Cette plongée vertigineuse dans les bas-fonds de l’histoire américaine divise la critique. Certains saluent l’ambition et la puissance du projet, d’autres jugent le style trop systématique sur la longueur. Ellroy lui-même reconnaît avoir peut-être poussé trop loin l’épure stylistique. Des projets d’adaptation en série TV par HBO et Tom Hanks n’ont finalement pas abouti.

Plus qu’un simple roman noir historique, « American Death Trip » déploie une vision cauchemardesque de l’Amérique des sixties, où la paranoïa le dispute au cynisme le plus absolu. À travers cette fresque hallucinée, Ellroy poursuit sa démythification radicale du rêve américain.

Aux éditions RIVAGES ; 960 pages.


7. Underworld USA (Underworld USA #3, 2009)

Disponible sur Amazon Disponible à la Fnac

Résumé

24 février 1964. Un braquage sanglant secoue Los Angeles. Quatre convoyeurs et trois braqueurs gisent sur le bitume. Le quatrième assaillant s’enfuit avec seize sacs de billets et quatorze mallettes remplies d’émeraudes. Cette attaque brutale sert de point de départ à « Underworld USA », dernier tome de la trilogie éponyme, qui se déroule principalement entre 1968 et 1972.

#### Données fournies:

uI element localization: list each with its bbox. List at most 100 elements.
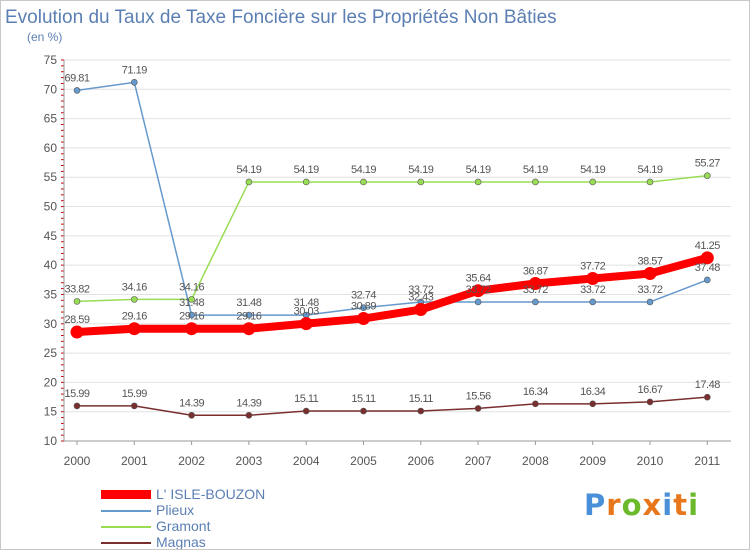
data-label: 32.74 [351,290,376,302]
data-point [70,325,84,339]
x-tick-label: 2004 [293,454,320,468]
y-tick-label: 70 [44,82,58,96]
data-label: 16.34 [580,386,605,398]
data-label: 15.99 [64,388,89,400]
data-point [188,311,195,319]
legend-label: Plieux [156,502,195,518]
y-tick-label: 25 [44,346,58,360]
y-tick-label: 50 [44,200,58,214]
y-tick-label: 60 [44,141,58,155]
data-point [245,311,253,319]
axes: 10 15 20 25 30 35 40 45 50 55 60 65 70 75 2000 2001 2002… [44,53,731,468]
data-point [646,178,654,186]
data-label: 54.19 [637,164,662,176]
legend-swatch [101,526,151,528]
data-label: 54.19 [580,164,605,176]
data-label: 15.99 [122,388,147,400]
data-point [474,298,482,306]
data-point [646,398,654,406]
data-label: 30.03 [294,306,319,318]
data-point [360,407,367,415]
series-line [76,174,709,303]
data-label: 54.19 [294,164,319,176]
x-tick-label: 2002 [178,454,205,468]
plot-background [64,60,731,441]
y-tick-label: 75 [44,53,58,67]
data-label: 15.11 [351,393,376,405]
y-tick-label: 20 [44,375,58,389]
data-label: 33.82 [64,283,89,295]
data-label: 29.16 [179,311,204,323]
data-point [188,296,195,303]
x-tick-label: 2011 [694,454,720,468]
y-tick-label: 10 [44,434,58,448]
data-label: 33.72 [408,284,433,296]
data-point [474,178,482,186]
data-label: 55.27 [695,158,720,170]
legend-swatch [101,542,151,544]
data-label: 16.67 [637,384,662,396]
data-point [73,402,81,410]
x-tick-label: 2003 [236,454,263,468]
unit-label: (en %) [27,30,63,44]
data-point [703,393,711,401]
x-tick-label: 2010 [637,454,664,468]
y-tick-label: 45 [44,229,58,243]
data-point [414,303,428,317]
data-point [471,284,485,298]
data-point [245,411,253,419]
data-label: 15.11 [294,393,319,405]
data-label: 38.57 [637,256,662,268]
data-label: 28.59 [64,314,89,326]
data-label: 31.48 [179,297,204,309]
data-point [131,79,138,86]
data-label: 37.72 [580,261,605,273]
data-point [417,178,425,186]
x-tick-label: 2007 [465,454,492,468]
data-label: 14.39 [179,397,204,409]
legend-item: Gramont [101,518,341,535]
data-label: 32.43 [408,292,433,304]
data-labels-layer: 28.59 29.16 29.16 29.16 30.03 30.89 32.43 35.64… [64,64,720,409]
data-point [131,402,138,410]
legend-item: Magnas [101,534,341,550]
series-line [76,81,709,316]
data-label: 34.16 [179,281,204,293]
y-tick-label: 55 [44,170,58,184]
data-point [643,267,657,281]
data-point [528,277,542,291]
data-label: 31.48 [294,297,319,309]
data-label: 54.19 [351,164,376,176]
data-label: 35.64 [466,273,491,285]
data-label: 15.11 [409,393,434,405]
y-tick-label: 15 [44,405,58,419]
data-point [589,400,597,408]
data-label: 71.19 [122,64,147,76]
x-tick-label: 2008 [522,454,549,468]
legend-label: Magnas [156,534,206,550]
data-point [185,322,199,336]
y-tick-label: 35 [44,287,58,301]
x-tick-label: 2001 [121,454,148,468]
data-point [417,407,425,415]
data-label: 54.19 [408,164,433,176]
x-tick-label: 2005 [350,454,377,468]
chart-title: Evolution du Taux de Taxe Foncière sur l… [5,7,557,28]
brand-logo: Proxiti [584,488,700,522]
gridlines [64,59,731,442]
y-tick-label: 30 [44,317,58,331]
data-label: 54.19 [236,164,261,176]
data-point [532,400,539,408]
data-label: 30.89 [351,301,376,313]
x-tick-label: 2009 [579,454,606,468]
series-line [73,253,712,337]
data-point [302,407,310,415]
data-point [302,178,310,186]
data-label: 34.16 [122,281,147,293]
legend: L' ISLE-BOUZON Plieux Gramont Magnas [101,486,341,550]
data-label: 33.72 [523,284,548,296]
data-point [532,178,539,186]
data-point [245,178,253,186]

#### Consigne 1:
D'après l'extrait sur les romans d'Ellroy, entre quelles années se déroule principalement « Underworld USA » ?
#### Consigne 2:
Poursuivez l'extrait sur les romans d'Ellroy juste après sa dernière phrase.

#### Réponse rédigée 1:
Principalement entre 1968 et 1972.

#### Réponse rédigée 2:
L’histoire suit trois hommes dont les destins s’entremêlent : Dwight Holly, l’homme de main de J. Edgar Hoover au FBI, Wayne Tedrow, un ex-policier reconverti dans le trafic d’héroïne, et Don Crutchfield, un jeune détective obsédé par les femmes. Tous trois se retrouvent mêlés aux grands événements qui secouent l’Amérique : les assassinats de Martin Luther King et Robert Kennedy, les émeutes raciales à Los Angeles, les manœuvres de la mafia pour implanter des casinos aux Caraïbes, et le déclin progressif du tout-puissant directeur du FBI.

Autour du livre

Dernier volet de la trilogie éponyme, « Underworld USA » clôt avec maestria une fresque monumentale couvrant les années troubles de l’Amérique des années 1960-70. James Ellroy y poursuit son travail de réécriture de l’histoire contemporaine des États-Unis, depuis l’assassinat des frères Kennedy jusqu’à la mort de J. Edgar Hoover.

La narration s’articule autour de trois personnages principaux dont les chapitres alternent selon un rythme régulier : Wayne Tedrow Jr, Dwight Holly et Don Crutchfield. Ce dernier, inspiré d’un véritable détective privé de Los Angeles, emprunte également certains traits autobiographiques à Ellroy, notamment son passé de voyeur et ses tendances obsessionnelles.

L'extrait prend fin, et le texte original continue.